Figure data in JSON
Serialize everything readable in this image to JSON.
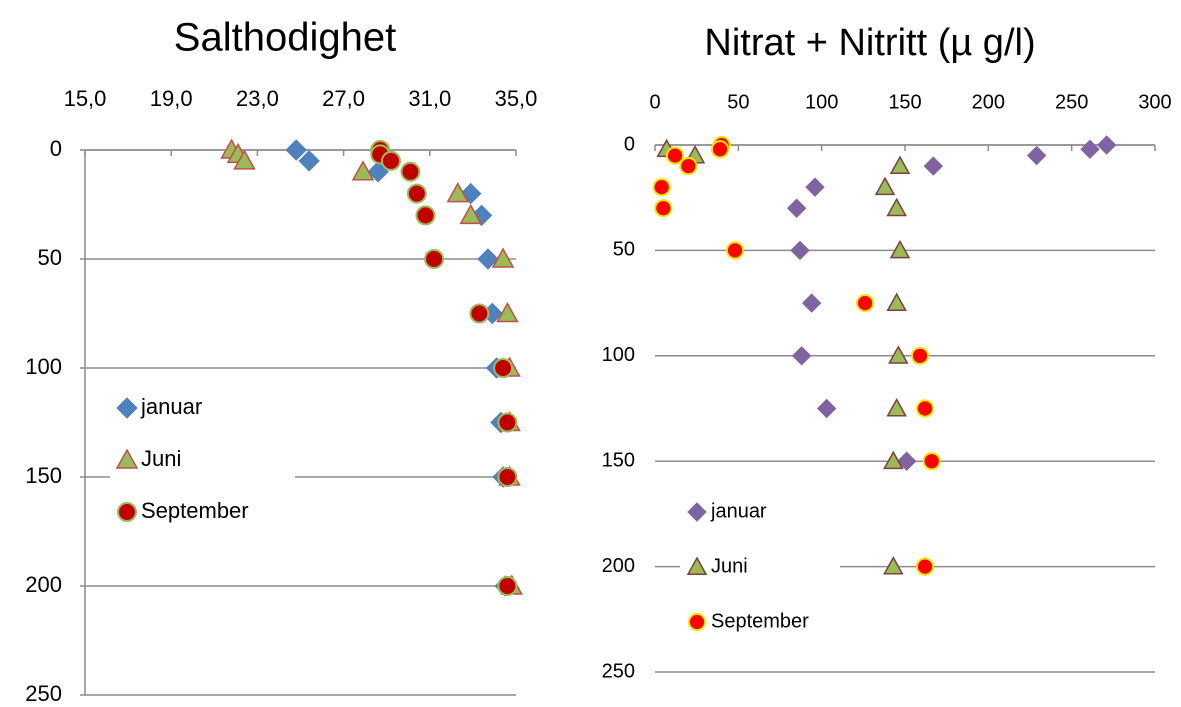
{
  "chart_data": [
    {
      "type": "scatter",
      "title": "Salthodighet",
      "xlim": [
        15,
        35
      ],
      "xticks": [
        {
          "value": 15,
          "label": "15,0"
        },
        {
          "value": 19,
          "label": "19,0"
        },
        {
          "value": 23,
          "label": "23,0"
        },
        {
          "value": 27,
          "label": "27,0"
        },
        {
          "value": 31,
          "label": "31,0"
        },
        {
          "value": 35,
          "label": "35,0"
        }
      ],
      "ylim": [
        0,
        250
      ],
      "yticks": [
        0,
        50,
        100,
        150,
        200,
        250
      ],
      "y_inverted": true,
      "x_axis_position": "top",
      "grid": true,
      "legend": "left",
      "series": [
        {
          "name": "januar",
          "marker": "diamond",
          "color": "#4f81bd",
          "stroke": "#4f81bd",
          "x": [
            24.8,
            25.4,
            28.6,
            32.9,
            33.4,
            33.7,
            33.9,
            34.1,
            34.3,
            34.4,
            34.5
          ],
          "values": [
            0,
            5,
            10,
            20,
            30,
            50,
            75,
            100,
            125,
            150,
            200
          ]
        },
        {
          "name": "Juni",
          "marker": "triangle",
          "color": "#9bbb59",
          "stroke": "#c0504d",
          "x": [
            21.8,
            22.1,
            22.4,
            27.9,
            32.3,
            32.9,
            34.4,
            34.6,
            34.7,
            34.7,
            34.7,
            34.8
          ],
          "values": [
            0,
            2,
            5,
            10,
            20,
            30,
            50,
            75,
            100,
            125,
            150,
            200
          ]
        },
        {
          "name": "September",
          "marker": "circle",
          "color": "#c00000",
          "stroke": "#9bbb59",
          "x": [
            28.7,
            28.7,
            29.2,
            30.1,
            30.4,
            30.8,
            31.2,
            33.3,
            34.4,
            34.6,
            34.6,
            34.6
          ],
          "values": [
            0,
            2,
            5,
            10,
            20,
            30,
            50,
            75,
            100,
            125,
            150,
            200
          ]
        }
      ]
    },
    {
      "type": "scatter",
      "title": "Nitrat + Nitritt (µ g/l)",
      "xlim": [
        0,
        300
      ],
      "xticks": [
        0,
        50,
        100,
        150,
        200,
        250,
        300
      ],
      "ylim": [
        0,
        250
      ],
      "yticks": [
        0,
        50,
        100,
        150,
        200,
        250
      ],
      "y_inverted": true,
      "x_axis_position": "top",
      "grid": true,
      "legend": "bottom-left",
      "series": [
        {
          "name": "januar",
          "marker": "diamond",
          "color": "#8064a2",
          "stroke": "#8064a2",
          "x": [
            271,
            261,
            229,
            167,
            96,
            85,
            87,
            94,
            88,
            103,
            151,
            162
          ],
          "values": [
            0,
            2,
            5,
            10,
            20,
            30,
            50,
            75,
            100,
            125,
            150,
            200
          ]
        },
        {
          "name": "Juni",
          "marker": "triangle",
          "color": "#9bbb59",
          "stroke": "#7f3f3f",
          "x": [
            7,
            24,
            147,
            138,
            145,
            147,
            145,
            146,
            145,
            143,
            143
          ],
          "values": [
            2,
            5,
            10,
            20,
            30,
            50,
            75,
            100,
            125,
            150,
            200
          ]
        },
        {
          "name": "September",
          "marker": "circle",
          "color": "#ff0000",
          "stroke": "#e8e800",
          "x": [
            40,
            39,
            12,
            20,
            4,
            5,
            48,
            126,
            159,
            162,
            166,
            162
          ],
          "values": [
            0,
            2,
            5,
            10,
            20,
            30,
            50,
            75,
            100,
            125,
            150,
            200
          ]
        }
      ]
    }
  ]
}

-- Goal of the exercise --
Look over the listing above. Pick out and copy every line that includes "title".

-- Correct answer --
      "title": "Salthodighet",
      "title": "Nitrat + Nitritt (µ g/l)",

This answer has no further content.